● **Input material**
(begin)

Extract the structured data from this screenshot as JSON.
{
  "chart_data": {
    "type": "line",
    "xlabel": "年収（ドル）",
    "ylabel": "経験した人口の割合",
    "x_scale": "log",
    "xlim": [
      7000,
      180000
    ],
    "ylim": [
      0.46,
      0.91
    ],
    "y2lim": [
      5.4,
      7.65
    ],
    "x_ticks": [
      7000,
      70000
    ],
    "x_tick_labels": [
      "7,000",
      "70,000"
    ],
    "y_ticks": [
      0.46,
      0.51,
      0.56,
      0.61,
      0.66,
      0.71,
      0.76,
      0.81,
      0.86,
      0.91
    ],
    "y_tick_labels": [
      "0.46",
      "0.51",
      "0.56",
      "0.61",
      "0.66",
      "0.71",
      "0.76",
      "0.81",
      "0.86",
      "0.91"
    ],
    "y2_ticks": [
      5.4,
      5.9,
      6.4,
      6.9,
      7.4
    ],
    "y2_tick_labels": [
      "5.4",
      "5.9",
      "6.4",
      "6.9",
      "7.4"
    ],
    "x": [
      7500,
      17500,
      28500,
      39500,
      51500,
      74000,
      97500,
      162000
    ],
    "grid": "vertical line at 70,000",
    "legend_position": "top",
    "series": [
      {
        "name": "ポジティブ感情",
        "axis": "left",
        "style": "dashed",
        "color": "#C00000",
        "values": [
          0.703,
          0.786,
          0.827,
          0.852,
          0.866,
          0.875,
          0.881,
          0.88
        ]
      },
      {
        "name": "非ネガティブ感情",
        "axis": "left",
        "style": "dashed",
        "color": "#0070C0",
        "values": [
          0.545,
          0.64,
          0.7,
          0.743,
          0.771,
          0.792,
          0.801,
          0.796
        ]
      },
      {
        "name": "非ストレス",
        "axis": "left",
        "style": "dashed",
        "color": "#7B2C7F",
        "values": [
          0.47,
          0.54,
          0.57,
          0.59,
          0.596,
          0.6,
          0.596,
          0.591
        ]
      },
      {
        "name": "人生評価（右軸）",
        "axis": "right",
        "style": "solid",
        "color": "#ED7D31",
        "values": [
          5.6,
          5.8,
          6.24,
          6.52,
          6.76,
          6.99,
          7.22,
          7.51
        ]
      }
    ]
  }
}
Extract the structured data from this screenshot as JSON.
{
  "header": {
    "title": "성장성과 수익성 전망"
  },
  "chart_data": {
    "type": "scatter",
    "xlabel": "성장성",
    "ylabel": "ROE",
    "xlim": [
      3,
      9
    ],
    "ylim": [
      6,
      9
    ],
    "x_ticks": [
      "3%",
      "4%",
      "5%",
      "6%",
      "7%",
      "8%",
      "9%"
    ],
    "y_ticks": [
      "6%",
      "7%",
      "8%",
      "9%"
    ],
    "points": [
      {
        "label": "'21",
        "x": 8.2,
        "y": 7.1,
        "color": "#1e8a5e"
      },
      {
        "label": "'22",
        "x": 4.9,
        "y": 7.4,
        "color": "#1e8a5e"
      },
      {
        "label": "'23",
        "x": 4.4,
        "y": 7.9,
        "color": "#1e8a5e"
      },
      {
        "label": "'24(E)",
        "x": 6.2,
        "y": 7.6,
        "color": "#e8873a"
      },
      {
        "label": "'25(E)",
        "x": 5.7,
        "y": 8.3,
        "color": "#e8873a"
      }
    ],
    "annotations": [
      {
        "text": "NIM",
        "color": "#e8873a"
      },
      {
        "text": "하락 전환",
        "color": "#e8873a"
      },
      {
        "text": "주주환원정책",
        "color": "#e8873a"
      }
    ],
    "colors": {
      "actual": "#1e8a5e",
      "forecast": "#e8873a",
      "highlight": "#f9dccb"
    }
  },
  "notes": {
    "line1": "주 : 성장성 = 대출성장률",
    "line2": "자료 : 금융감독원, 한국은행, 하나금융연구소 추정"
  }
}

(end)

● **Task details**
Each record must be repeated exactly as it is.

● **Expected output**
Extract the structured data from this screenshot as JSON.
{
  "chart_data": {
    "type": "line",
    "xlabel": "年収（ドル）",
    "ylabel": "経験した人口の割合",
    "x_scale": "log",
    "xlim": [
      7000,
      180000
    ],
    "ylim": [
      0.46,
      0.91
    ],
    "y2lim": [
      5.4,
      7.65
    ],
    "x_ticks": [
      7000,
      70000
    ],
    "x_tick_labels": [
      "7,000",
      "70,000"
    ],
    "y_ticks": [
      0.46,
      0.51,
      0.56,
      0.61,
      0.66,
      0.71,
      0.76,
      0.81,
      0.86,
      0.91
    ],
    "y_tick_labels": [
      "0.46",
      "0.51",
      "0.56",
      "0.61",
      "0.66",
      "0.71",
      "0.76",
      "0.81",
      "0.86",
      "0.91"
    ],
    "y2_ticks": [
      5.4,
      5.9,
      6.4,
      6.9,
      7.4
    ],
    "y2_tick_labels": [
      "5.4",
      "5.9",
      "6.4",
      "6.9",
      "7.4"
    ],
    "x": [
      7500,
      17500,
      28500,
      39500,
      51500,
      74000,
      97500,
      162000
    ],
    "grid": "vertical line at 70,000",
    "legend_position": "top",
    "series": [
      {
        "name": "ポジティブ感情",
        "axis": "left",
        "style": "dashed",
        "color": "#C00000",
        "values": [
          0.703,
          0.786,
          0.827,
          0.852,
          0.866,
          0.875,
          0.881,
          0.88
        ]
      },
      {
        "name": "非ネガティブ感情",
        "axis": "left",
        "style": "dashed",
        "color": "#0070C0",
        "values": [
          0.545,
          0.64,
          0.7,
          0.743,
          0.771,
          0.792,
          0.801,
          0.796
        ]
      },
      {
        "name": "非ストレス",
        "axis": "left",
        "style": "dashed",
        "color": "#7B2C7F",
        "values": [
          0.47,
          0.54,
          0.57,
          0.59,
          0.596,
          0.6,
          0.596,
          0.591
        ]
      },
      {
        "name": "人生評価（右軸）",
        "axis": "right",
        "style": "solid",
        "color": "#ED7D31",
        "values": [
          5.6,
          5.8,
          6.24,
          6.52,
          6.76,
          6.99,
          7.22,
          7.51
        ]
      }
    ]
  }
}
Extract the structured data from this screenshot as JSON.
{
  "header": {
    "title": "성장성과 수익성 전망"
  },
  "chart_data": {
    "type": "scatter",
    "xlabel": "성장성",
    "ylabel": "ROE",
    "xlim": [
      3,
      9
    ],
    "ylim": [
      6,
      9
    ],
    "x_ticks": [
      "3%",
      "4%",
      "5%",
      "6%",
      "7%",
      "8%",
      "9%"
    ],
    "y_ticks": [
      "6%",
      "7%",
      "8%",
      "9%"
    ],
    "points": [
      {
        "label": "'21",
        "x": 8.2,
        "y": 7.1,
        "color": "#1e8a5e"
      },
      {
        "label": "'22",
        "x": 4.9,
        "y": 7.4,
        "color": "#1e8a5e"
      },
      {
        "label": "'23",
        "x": 4.4,
        "y": 7.9,
        "color": "#1e8a5e"
      },
      {
        "label": "'24(E)",
        "x": 6.2,
        "y": 7.6,
        "color": "#e8873a"
      },
      {
        "label": "'25(E)",
        "x": 5.7,
        "y": 8.3,
        "color": "#e8873a"
      }
    ],
    "annotations": [
      {
        "text": "NIM",
        "color": "#e8873a"
      },
      {
        "text": "하락 전환",
        "color": "#e8873a"
      },
      {
        "text": "주주환원정책",
        "color": "#e8873a"
      }
    ],
    "colors": {
      "actual": "#1e8a5e",
      "forecast": "#e8873a",
      "highlight": "#f9dccb"
    }
  },
  "notes": {
    "line1": "주 : 성장성 = 대출성장률",
    "line2": "자료 : 금융감독원, 한국은행, 하나금융연구소 추정"
  }
}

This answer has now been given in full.